** begin Dataset extract **
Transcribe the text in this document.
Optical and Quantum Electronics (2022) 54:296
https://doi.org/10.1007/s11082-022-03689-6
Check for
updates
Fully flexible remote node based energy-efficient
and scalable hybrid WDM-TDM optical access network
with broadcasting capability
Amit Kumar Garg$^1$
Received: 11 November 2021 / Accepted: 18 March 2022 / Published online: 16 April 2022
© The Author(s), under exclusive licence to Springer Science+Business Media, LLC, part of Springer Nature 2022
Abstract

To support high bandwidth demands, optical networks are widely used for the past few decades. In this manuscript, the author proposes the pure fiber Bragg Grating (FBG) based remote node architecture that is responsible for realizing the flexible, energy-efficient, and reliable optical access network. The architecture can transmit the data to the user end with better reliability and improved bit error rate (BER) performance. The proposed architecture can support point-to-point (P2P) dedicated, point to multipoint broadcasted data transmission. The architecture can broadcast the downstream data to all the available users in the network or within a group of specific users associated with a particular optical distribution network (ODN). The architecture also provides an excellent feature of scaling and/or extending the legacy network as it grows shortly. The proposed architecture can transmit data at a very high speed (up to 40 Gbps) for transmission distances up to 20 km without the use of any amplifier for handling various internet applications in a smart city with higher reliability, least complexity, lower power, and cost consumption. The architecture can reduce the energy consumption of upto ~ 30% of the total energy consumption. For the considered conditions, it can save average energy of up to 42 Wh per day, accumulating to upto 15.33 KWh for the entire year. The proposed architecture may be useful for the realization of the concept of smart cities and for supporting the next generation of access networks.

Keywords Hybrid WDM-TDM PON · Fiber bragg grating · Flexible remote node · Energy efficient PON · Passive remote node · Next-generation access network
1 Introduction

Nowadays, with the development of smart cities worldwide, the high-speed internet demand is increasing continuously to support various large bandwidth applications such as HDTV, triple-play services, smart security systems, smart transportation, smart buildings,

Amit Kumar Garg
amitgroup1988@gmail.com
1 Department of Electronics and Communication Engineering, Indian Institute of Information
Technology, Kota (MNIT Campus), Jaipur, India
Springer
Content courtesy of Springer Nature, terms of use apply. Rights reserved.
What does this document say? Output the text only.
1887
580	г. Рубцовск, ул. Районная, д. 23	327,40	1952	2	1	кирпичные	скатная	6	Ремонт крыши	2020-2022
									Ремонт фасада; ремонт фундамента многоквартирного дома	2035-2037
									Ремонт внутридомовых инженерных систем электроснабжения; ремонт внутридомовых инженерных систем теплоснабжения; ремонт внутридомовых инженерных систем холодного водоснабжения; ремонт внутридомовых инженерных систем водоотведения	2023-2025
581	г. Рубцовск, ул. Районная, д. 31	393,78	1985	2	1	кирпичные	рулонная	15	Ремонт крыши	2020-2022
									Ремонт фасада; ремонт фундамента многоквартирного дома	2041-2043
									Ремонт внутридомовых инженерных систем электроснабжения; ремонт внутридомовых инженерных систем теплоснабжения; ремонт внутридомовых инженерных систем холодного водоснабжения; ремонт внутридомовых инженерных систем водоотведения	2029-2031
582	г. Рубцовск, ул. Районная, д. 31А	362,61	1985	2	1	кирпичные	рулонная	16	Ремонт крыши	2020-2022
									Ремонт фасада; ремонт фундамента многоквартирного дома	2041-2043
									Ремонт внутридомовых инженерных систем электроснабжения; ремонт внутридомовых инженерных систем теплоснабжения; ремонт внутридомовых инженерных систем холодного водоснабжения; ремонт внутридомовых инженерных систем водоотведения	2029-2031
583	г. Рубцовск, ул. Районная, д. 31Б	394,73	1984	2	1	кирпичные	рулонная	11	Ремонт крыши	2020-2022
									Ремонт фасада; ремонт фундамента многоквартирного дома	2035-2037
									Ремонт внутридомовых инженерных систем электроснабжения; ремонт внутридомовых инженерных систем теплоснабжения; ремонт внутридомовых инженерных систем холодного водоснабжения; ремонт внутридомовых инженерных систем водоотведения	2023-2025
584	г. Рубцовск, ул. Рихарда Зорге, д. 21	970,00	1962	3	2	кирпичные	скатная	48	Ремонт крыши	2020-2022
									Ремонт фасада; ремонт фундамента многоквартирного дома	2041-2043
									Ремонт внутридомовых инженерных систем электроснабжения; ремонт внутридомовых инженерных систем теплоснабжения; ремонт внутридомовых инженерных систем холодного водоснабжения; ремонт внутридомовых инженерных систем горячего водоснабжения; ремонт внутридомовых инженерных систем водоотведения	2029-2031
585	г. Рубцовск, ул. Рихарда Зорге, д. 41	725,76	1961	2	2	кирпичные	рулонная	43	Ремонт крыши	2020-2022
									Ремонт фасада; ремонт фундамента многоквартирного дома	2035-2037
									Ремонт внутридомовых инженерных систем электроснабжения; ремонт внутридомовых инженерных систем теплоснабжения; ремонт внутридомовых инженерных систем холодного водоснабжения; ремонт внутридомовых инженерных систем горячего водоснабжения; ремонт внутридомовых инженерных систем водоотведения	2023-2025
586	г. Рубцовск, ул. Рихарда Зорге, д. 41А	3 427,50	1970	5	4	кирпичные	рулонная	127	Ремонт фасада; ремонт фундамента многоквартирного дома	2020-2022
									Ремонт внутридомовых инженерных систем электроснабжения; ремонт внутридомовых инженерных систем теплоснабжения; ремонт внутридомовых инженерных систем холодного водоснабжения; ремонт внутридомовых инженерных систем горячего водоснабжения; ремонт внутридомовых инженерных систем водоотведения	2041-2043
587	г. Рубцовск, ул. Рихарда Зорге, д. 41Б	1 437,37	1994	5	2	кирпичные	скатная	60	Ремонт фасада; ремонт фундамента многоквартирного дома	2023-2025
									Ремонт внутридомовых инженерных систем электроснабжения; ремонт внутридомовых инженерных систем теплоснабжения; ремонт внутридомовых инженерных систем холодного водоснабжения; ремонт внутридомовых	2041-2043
** end Dataset extract **
**The task**
Scan the lines for the string "Nature". Pick out every line that has it.

**Full solution**
© The Author(s), under exclusive licence to Springer Science+Business Media, LLC, part of Springer Nature 2022
Content courtesy of Springer Nature, terms of use apply. Rights reserved.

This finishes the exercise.